§ **What the exercise asks**
Copy each line that holds "text".

Dataset items:
>> start

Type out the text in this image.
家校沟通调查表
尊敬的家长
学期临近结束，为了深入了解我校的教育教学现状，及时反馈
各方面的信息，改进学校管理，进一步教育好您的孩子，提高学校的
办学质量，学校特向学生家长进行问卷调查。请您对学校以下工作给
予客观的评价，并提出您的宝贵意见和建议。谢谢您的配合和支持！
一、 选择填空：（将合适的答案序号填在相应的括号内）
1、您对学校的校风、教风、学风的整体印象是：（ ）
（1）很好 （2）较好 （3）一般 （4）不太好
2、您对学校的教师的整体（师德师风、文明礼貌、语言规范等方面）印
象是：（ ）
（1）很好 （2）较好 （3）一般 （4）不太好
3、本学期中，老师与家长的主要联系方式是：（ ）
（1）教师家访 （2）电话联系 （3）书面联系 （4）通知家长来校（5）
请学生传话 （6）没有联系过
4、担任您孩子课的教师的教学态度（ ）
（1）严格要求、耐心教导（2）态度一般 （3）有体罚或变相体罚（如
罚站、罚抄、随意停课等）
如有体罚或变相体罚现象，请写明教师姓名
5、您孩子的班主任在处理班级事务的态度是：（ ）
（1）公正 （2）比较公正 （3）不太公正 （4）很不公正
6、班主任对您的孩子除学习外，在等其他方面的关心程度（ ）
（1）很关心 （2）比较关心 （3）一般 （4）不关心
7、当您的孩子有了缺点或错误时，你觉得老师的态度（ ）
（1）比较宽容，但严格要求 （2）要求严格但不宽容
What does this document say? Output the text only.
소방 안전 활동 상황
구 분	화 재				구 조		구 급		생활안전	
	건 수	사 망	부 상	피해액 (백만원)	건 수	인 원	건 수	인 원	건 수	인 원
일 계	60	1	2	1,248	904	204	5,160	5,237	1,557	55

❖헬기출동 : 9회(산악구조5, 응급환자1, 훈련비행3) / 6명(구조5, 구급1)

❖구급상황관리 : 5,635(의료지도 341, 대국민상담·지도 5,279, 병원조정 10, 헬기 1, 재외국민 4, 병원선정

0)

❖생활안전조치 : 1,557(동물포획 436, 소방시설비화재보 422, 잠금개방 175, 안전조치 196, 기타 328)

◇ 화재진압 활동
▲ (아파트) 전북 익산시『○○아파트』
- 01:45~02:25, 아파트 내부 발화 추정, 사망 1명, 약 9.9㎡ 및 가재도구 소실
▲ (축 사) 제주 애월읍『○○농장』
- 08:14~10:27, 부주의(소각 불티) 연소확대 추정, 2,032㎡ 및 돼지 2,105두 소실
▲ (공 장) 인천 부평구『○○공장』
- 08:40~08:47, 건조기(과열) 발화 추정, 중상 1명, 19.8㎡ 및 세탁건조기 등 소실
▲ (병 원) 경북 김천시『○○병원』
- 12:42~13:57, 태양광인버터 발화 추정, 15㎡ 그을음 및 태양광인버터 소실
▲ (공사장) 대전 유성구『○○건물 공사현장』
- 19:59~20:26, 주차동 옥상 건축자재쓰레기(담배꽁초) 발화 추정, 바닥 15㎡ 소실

>> end

§ **Exercise response**
Type out the text in this image.
What does this document say? Output the text only.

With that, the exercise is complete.